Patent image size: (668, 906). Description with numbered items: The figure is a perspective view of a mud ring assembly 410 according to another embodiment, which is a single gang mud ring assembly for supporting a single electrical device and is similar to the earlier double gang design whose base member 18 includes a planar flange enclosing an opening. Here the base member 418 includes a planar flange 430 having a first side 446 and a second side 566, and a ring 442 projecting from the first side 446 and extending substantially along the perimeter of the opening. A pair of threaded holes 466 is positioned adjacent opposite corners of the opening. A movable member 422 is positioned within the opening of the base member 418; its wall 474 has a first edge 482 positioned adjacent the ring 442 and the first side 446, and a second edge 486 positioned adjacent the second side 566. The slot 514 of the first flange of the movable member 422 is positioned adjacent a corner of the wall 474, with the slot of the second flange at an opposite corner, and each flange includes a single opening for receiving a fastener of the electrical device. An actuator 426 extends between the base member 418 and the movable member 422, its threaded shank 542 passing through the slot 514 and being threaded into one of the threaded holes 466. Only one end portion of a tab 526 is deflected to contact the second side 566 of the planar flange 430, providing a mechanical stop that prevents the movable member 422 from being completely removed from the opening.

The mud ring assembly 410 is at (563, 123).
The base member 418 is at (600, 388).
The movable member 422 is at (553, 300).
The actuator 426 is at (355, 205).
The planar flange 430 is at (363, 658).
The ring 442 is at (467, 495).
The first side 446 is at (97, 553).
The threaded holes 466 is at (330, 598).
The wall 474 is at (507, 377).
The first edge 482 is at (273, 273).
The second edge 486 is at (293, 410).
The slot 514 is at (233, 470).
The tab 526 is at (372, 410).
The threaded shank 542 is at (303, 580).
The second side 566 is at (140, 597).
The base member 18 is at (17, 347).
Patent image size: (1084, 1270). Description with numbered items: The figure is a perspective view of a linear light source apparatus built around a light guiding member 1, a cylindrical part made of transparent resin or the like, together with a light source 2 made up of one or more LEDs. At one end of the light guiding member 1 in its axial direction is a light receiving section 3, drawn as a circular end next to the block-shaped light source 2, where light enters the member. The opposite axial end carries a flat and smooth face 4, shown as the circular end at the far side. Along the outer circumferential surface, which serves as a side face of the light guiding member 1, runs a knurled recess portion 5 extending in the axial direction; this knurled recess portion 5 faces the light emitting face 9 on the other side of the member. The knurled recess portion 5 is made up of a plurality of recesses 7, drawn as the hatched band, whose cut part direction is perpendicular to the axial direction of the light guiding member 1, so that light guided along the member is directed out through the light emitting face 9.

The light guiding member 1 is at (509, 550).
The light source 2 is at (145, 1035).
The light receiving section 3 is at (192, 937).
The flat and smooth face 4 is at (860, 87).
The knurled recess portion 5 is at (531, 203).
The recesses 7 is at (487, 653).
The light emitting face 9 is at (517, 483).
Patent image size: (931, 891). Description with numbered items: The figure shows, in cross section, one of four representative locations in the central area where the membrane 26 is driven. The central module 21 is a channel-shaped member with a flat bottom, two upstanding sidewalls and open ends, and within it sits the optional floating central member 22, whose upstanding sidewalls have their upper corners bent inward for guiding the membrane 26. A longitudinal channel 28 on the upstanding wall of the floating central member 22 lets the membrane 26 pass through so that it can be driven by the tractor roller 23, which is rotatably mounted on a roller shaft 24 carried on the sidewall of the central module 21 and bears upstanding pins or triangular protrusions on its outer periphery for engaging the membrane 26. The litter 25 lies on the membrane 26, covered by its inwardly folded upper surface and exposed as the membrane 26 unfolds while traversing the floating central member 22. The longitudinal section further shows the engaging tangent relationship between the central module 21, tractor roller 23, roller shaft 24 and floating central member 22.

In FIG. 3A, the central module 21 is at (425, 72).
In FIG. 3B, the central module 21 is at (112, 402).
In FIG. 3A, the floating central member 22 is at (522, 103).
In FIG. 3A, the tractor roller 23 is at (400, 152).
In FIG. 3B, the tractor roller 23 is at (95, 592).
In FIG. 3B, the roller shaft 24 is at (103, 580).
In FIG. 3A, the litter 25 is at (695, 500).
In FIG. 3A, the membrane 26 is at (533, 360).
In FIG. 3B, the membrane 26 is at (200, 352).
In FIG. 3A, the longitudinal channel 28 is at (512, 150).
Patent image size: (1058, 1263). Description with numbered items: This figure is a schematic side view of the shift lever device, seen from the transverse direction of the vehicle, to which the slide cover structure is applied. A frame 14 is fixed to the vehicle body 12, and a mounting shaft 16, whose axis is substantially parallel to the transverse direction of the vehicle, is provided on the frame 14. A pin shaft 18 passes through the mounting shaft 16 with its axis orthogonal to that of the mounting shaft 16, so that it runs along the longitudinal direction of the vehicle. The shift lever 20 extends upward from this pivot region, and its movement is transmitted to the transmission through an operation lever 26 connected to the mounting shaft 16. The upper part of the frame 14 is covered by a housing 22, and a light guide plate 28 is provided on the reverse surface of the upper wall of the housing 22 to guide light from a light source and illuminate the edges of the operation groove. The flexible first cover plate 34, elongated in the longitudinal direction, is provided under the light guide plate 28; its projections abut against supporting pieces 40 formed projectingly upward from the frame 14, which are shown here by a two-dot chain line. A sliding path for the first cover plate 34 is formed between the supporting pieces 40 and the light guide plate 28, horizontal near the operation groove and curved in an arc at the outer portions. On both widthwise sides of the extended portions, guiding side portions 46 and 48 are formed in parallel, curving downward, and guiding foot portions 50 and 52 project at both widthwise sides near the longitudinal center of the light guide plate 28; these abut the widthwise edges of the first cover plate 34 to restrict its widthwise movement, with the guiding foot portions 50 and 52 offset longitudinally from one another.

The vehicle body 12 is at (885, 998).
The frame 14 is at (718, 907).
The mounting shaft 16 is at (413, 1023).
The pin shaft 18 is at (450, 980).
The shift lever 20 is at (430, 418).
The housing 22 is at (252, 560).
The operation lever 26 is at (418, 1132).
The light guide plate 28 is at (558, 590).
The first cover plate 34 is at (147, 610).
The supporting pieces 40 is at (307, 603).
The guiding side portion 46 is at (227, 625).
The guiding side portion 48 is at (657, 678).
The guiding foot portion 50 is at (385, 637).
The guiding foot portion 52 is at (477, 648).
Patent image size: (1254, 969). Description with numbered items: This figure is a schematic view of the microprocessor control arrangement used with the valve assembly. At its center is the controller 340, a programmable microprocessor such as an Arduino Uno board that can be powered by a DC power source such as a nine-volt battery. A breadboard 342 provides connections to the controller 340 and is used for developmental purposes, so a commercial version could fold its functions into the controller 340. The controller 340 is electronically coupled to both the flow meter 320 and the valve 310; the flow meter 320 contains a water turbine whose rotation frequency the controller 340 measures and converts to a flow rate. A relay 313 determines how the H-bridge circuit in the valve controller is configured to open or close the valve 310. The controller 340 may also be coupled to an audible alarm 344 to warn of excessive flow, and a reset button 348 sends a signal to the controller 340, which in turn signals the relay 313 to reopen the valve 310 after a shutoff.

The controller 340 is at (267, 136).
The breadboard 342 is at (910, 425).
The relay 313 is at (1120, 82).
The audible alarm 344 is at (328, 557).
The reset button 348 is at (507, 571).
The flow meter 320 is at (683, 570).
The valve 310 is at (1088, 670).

*Given task*: Can you change each "Description with numbered items" in the data above to "Description with labeled parts" and give the lines again with nothing else altered?

*Response to this task*:
Patent image size: (668, 906). Description with labeled parts: The figure is a perspective view of a mud ring assembly 410 according to another embodiment, which is a single gang mud ring assembly for supporting a single electrical device and is similar to the earlier double gang design whose base member 18 includes a planar flange enclosing an opening. Here the base member 418 includes a planar flange 430 having a first side 446 and a second side 566, and a ring 442 projecting from the first side 446 and extending substantially along the perimeter of the opening. A pair of threaded holes 466 is positioned adjacent opposite corners of the opening. A movable member 422 is positioned within the opening of the base member 418; its wall 474 has a first edge 482 positioned adjacent the ring 442 and the first side 446, and a second edge 486 positioned adjacent the second side 566. The slot 514 of the first flange of the movable member 422 is positioned adjacent a corner of the wall 474, with the slot of the second flange at an opposite corner, and each flange includes a single opening for receiving a fastener of the electrical device. An actuator 426 extends between the base member 418 and the movable member 422, its threaded shank 542 passing through the slot 514 and being threaded into one of the threaded holes 466. Only one end portion of a tab 526 is deflected to contact the second side 566 of the planar flange 430, providing a mechanical stop that prevents the movable member 422 from being completely removed from the opening.

The mud ring assembly 410 is at (563, 123).
The base member 418 is at (600, 388).
The movable member 422 is at (553, 300).
The actuator 426 is at (355, 205).
The planar flange 430 is at (363, 658).
The ring 442 is at (467, 495).
The first side 446 is at (97, 553).
The threaded holes 466 is at (330, 598).
The wall 474 is at (507, 377).
The first edge 482 is at (273, 273).
The second edge 486 is at (293, 410).
The slot 514 is at (233, 470).
The tab 526 is at (372, 410).
The threaded shank 542 is at (303, 580).
The second side 566 is at (140, 597).
The base member 18 is at (17, 347).
Patent image size: (1084, 1270). Description with labeled parts: The figure is a perspective view of a linear light source apparatus built around a light guiding member 1, a cylindrical part made of transparent resin or the like, together with a light source 2 made up of one or more LEDs. At one end of the light guiding member 1 in its axial direction is a light receiving section 3, drawn as a circular end next to the block-shaped light source 2, where light enters the member. The opposite axial end carries a flat and smooth face 4, shown as the circular end at the far side. Along the outer circumferential surface, which serves as a side face of the light guiding member 1, runs a knurled recess portion 5 extending in the axial direction; this knurled recess portion 5 faces the light emitting face 9 on the other side of the member. The knurled recess portion 5 is made up of a plurality of recesses 7, drawn as the hatched band, whose cut part direction is perpendicular to the axial direction of the light guiding member 1, so that light guided along the member is directed out through the light emitting face 9.

The light guiding member 1 is at (509, 550).
The light source 2 is at (145, 1035).
The light receiving section 3 is at (192, 937).
The flat and smooth face 4 is at (860, 87).
The knurled recess portion 5 is at (531, 203).
The recesses 7 is at (487, 653).
The light emitting face 9 is at (517, 483).
Patent image size: (931, 891). Description with labeled parts: The figure shows, in cross section, one of four representative locations in the central area where the membrane 26 is driven. The central module 21 is a channel-shaped member with a flat bottom, two upstanding sidewalls and open ends, and within it sits the optional floating central member 22, whose upstanding sidewalls have their upper corners bent inward for guiding the membrane 26. A longitudinal channel 28 on the upstanding wall of the floating central member 22 lets the membrane 26 pass through so that it can be driven by the tractor roller 23, which is rotatably mounted on a roller shaft 24 carried on the sidewall of the central module 21 and bears upstanding pins or triangular protrusions on its outer periphery for engaging the membrane 26. The litter 25 lies on the membrane 26, covered by its inwardly folded upper surface and exposed as the membrane 26 unfolds while traversing the floating central member 22. The longitudinal section further shows the engaging tangent relationship between the central module 21, tractor roller 23, roller shaft 24 and floating central member 22.

In FIG. 3A, the central module 21 is at (425, 72).
In FIG. 3B, the central module 21 is at (112, 402).
In FIG. 3A, the floating central member 22 is at (522, 103).
In FIG. 3A, the tractor roller 23 is at (400, 152).
In FIG. 3B, the tractor roller 23 is at (95, 592).
In FIG. 3B, the roller shaft 24 is at (103, 580).
In FIG. 3A, the litter 25 is at (695, 500).
In FIG. 3A, the membrane 26 is at (533, 360).
In FIG. 3B, the membrane 26 is at (200, 352).
In FIG. 3A, the longitudinal channel 28 is at (512, 150).
Patent image size: (1058, 1263). Description with labeled parts: This figure is a schematic side view of the shift lever device, seen from the transverse direction of the vehicle, to which the slide cover structure is applied. A frame 14 is fixed to the vehicle body 12, and a mounting shaft 16, whose axis is substantially parallel to the transverse direction of the vehicle, is provided on the frame 14. A pin shaft 18 passes through the mounting shaft 16 with its axis orthogonal to that of the mounting shaft 16, so that it runs along the longitudinal direction of the vehicle. The shift lever 20 extends upward from this pivot region, and its movement is transmitted to the transmission through an operation lever 26 connected to the mounting shaft 16. The upper part of the frame 14 is covered by a housing 22, and a light guide plate 28 is provided on the reverse surface of the upper wall of the housing 22 to guide light from a light source and illuminate the edges of the operation groove. The flexible first cover plate 34, elongated in the longitudinal direction, is provided under the light guide plate 28; its projections abut against supporting pieces 40 formed projectingly upward from the frame 14, which are shown here by a two-dot chain line. A sliding path for the first cover plate 34 is formed between the supporting pieces 40 and the light guide plate 28, horizontal near the operation groove and curved in an arc at the outer portions. On both widthwise sides of the extended portions, guiding side portions 46 and 48 are formed in parallel, curving downward, and guiding foot portions 50 and 52 project at both widthwise sides near the longitudinal center of the light guide plate 28; these abut the widthwise edges of the first cover plate 34 to restrict its widthwise movement, with the guiding foot portions 50 and 52 offset longitudinally from one another.

The vehicle body 12 is at (885, 998).
The frame 14 is at (718, 907).
The mounting shaft 16 is at (413, 1023).
The pin shaft 18 is at (450, 980).
The shift lever 20 is at (430, 418).
The housing 22 is at (252, 560).
The operation lever 26 is at (418, 1132).
The light guide plate 28 is at (558, 590).
The first cover plate 34 is at (147, 610).
The supporting pieces 40 is at (307, 603).
The guiding side portion 46 is at (227, 625).
The guiding side portion 48 is at (657, 678).
The guiding foot portion 50 is at (385, 637).
The guiding foot portion 52 is at (477, 648).
Patent image size: (1254, 969). Description with labeled parts: This figure is a schematic view of the microprocessor control arrangement used with the valve assembly. At its center is the controller 340, a programmable microprocessor such as an Arduino Uno board that can be powered by a DC power source such as a nine-volt battery. A breadboard 342 provides connections to the controller 340 and is used for developmental purposes, so a commercial version could fold its functions into the controller 340. The controller 340 is electronically coupled to both the flow meter 320 and the valve 310; the flow meter 320 contains a water turbine whose rotation frequency the controller 340 measures and converts to a flow rate. A relay 313 determines how the H-bridge circuit in the valve controller is configured to open or close the valve 310. The controller 340 may also be coupled to an audible alarm 344 to warn of excessive flow, and a reset button 348 sends a signal to the controller 340, which in turn signals the relay 313 to reopen the valve 310 after a shutoff.

The controller 340 is at (267, 136).
The breadboard 342 is at (910, 425).
The relay 313 is at (1120, 82).
The audible alarm 344 is at (328, 557).
The reset button 348 is at (507, 571).
The flow meter 320 is at (683, 570).
The valve 310 is at (1088, 670).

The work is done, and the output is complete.